*** Extracted data Section Begins ***
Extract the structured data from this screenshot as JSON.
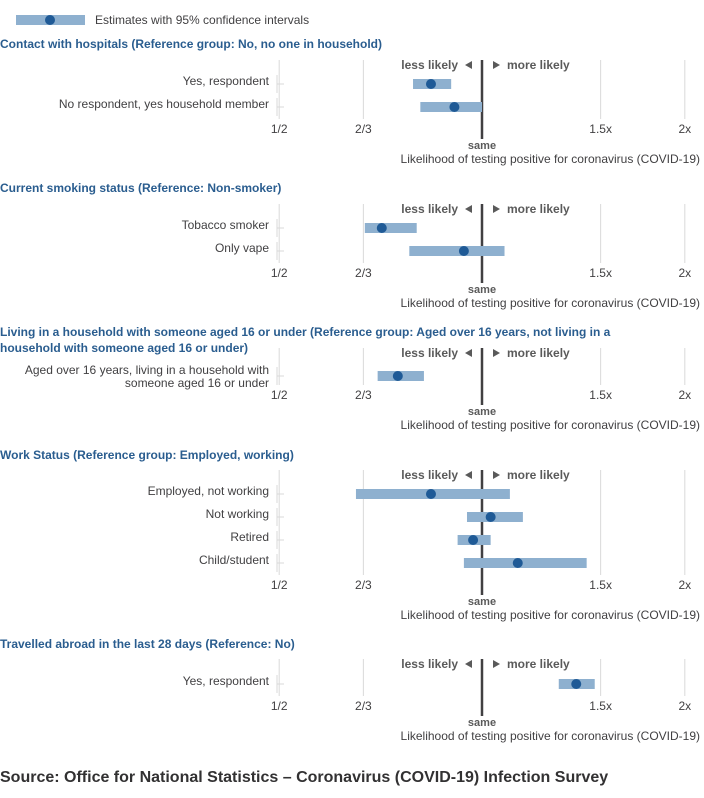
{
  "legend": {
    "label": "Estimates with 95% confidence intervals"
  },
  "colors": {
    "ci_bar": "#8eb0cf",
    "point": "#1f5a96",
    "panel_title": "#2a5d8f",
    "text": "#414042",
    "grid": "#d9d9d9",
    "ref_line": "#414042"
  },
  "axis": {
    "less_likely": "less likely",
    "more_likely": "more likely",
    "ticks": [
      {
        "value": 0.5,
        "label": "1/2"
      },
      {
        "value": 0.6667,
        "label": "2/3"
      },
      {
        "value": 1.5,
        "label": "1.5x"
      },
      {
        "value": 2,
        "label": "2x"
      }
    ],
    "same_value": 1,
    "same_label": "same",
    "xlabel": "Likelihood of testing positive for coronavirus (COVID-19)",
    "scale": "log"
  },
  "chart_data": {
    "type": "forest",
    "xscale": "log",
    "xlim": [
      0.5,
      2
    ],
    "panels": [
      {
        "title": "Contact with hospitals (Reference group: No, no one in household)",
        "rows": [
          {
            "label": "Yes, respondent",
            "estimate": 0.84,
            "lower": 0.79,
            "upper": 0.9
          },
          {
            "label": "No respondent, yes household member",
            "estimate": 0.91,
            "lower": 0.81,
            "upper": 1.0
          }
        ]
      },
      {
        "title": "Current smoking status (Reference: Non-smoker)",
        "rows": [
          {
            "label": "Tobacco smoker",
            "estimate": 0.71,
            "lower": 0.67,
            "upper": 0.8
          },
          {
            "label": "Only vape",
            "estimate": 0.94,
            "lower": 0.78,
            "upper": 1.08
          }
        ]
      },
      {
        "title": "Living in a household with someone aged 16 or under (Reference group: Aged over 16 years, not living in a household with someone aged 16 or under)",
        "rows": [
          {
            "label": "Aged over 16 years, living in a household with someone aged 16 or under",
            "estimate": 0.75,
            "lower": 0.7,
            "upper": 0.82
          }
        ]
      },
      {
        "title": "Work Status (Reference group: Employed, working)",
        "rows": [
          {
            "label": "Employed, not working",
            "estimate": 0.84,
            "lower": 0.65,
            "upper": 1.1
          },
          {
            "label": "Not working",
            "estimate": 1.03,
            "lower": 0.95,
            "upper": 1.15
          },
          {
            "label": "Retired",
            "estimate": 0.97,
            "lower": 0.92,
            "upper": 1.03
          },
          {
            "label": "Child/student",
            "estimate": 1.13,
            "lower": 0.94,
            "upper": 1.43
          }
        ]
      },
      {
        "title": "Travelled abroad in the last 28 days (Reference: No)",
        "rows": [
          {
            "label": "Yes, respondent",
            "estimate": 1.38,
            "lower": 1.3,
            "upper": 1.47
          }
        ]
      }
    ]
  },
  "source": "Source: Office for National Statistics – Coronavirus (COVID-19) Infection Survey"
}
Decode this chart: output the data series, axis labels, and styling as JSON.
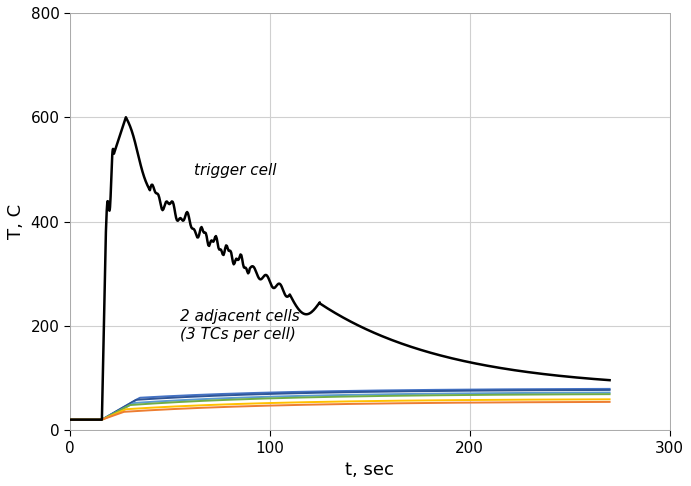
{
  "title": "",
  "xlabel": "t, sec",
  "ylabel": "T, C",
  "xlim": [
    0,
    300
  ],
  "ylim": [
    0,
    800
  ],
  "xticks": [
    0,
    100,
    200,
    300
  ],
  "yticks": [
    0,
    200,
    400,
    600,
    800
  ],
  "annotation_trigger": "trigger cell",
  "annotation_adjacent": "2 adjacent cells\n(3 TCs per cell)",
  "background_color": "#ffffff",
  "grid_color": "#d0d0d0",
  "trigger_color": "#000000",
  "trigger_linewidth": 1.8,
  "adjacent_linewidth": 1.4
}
*** Extracted data Section Ends ***
▸ Exercise instructions:
Every line of the data should be transcribed exactly. Omit the images.

▸ Expected answer:
Extract the structured data from this screenshot as JSON.
{
  "legend": {
    "label": "Estimates with 95% confidence intervals"
  },
  "colors": {
    "ci_bar": "#8eb0cf",
    "point": "#1f5a96",
    "panel_title": "#2a5d8f",
    "text": "#414042",
    "grid": "#d9d9d9",
    "ref_line": "#414042"
  },
  "axis": {
    "less_likely": "less likely",
    "more_likely": "more likely",
    "ticks": [
      {
        "value": 0.5,
        "label": "1/2"
      },
      {
        "value": 0.6667,
        "label": "2/3"
      },
      {
        "value": 1.5,
        "label": "1.5x"
      },
      {
        "value": 2,
        "label": "2x"
      }
    ],
    "same_value": 1,
    "same_label": "same",
    "xlabel": "Likelihood of testing positive for coronavirus (COVID-19)",
    "scale": "log"
  },
  "chart_data": {
    "type": "forest",
    "xscale": "log",
    "xlim": [
      0.5,
      2
    ],
    "panels": [
      {
        "title": "Contact with hospitals (Reference group: No, no one in household)",
        "rows": [
          {
            "label": "Yes, respondent",
            "estimate": 0.84,
            "lower": 0.79,
            "upper": 0.9
          },
          {
            "label": "No respondent, yes household member",
            "estimate": 0.91,
            "lower": 0.81,
            "upper": 1.0
          }
        ]
      },
      {
        "title": "Current smoking status (Reference: Non-smoker)",
        "rows": [
          {
            "label": "Tobacco smoker",
            "estimate": 0.71,
            "lower": 0.67,
            "upper": 0.8
          },
          {
            "label": "Only vape",
            "estimate": 0.94,
            "lower": 0.78,
            "upper": 1.08
          }
        ]
      },
      {
        "title": "Living in a household with someone aged 16 or under (Reference group: Aged over 16 years, not living in a household with someone aged 16 or under)",
        "rows": [
          {
            "label": "Aged over 16 years, living in a household with someone aged 16 or under",
            "estimate": 0.75,
            "lower": 0.7,
            "upper": 0.82
          }
        ]
      },
      {
        "title": "Work Status (Reference group: Employed, working)",
        "rows": [
          {
            "label": "Employed, not working",
            "estimate": 0.84,
            "lower": 0.65,
            "upper": 1.1
          },
          {
            "label": "Not working",
            "estimate": 1.03,
            "lower": 0.95,
            "upper": 1.15
          },
          {
            "label": "Retired",
            "estimate": 0.97,
            "lower": 0.92,
            "upper": 1.03
          },
          {
            "label": "Child/student",
            "estimate": 1.13,
            "lower": 0.94,
            "upper": 1.43
          }
        ]
      },
      {
        "title": "Travelled abroad in the last 28 days (Reference: No)",
        "rows": [
          {
            "label": "Yes, respondent",
            "estimate": 1.38,
            "lower": 1.3,
            "upper": 1.47
          }
        ]
      }
    ]
  },
  "source": "Source: Office for National Statistics – Coronavirus (COVID-19) Infection Survey"
}
Decode this chart: output the data series, axis labels, and styling as JSON.
{
  "title": "",
  "xlabel": "t, sec",
  "ylabel": "T, C",
  "xlim": [
    0,
    300
  ],
  "ylim": [
    0,
    800
  ],
  "xticks": [
    0,
    100,
    200,
    300
  ],
  "yticks": [
    0,
    200,
    400,
    600,
    800
  ],
  "annotation_trigger": "trigger cell",
  "annotation_adjacent": "2 adjacent cells\n(3 TCs per cell)",
  "background_color": "#ffffff",
  "grid_color": "#d0d0d0",
  "trigger_color": "#000000",
  "trigger_linewidth": 1.8,
  "adjacent_linewidth": 1.4
}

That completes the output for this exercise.